GIVEN RECORDS below:

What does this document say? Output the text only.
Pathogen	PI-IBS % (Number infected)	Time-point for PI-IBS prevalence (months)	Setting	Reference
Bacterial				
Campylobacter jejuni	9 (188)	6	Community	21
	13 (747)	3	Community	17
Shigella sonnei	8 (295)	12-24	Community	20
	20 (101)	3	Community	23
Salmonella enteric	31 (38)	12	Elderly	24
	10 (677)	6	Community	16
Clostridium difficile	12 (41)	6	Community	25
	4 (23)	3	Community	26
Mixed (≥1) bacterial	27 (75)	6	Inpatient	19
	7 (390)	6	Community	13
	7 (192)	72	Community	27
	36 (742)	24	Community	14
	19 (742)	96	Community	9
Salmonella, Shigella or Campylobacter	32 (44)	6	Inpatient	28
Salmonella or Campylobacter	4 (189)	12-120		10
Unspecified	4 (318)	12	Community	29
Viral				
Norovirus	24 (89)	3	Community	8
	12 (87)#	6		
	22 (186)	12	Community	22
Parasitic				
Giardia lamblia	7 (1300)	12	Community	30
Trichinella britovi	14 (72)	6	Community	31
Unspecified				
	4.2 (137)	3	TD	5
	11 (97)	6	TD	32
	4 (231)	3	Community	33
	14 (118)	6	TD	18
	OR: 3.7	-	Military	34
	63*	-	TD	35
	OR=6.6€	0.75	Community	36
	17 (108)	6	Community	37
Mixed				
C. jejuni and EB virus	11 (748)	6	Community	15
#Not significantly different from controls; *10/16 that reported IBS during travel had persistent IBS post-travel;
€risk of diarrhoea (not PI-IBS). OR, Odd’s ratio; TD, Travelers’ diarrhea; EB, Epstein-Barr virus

End of GIVEN RECORDS.
GIVEN RECORDS below:

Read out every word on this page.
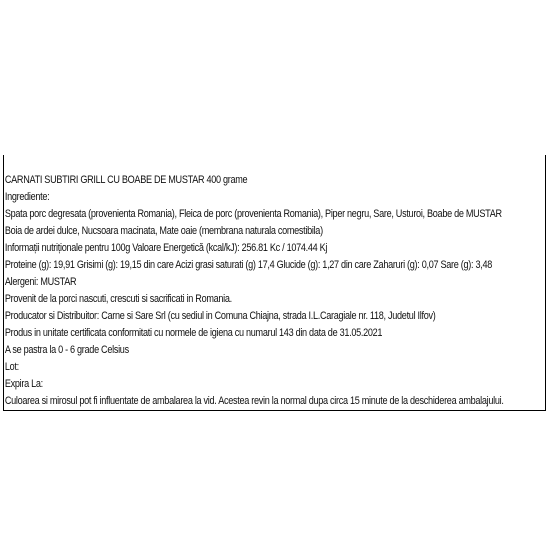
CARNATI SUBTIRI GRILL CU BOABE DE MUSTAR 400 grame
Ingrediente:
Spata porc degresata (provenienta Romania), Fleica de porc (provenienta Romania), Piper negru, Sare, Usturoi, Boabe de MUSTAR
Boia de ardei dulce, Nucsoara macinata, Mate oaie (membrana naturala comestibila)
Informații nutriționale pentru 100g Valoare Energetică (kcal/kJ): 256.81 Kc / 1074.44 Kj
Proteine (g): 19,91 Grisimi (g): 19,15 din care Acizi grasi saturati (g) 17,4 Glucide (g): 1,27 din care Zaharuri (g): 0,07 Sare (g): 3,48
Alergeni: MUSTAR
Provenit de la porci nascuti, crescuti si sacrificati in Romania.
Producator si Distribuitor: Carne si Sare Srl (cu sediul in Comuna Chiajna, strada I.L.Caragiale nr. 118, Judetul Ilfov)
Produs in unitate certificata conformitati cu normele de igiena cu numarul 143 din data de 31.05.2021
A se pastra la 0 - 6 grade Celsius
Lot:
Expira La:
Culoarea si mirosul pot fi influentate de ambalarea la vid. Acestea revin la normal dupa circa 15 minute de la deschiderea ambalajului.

End of GIVEN RECORDS.

• _WORK INSTRUCTIONS_
Reproduce each line of the records in which the string "jejuni" appears.

• _ANSWER FOR THE TASK_
Campylobacter jejuni	9 (188)	6	Community	21
C. jejuni and EB virus	11 (748)	6	Community	15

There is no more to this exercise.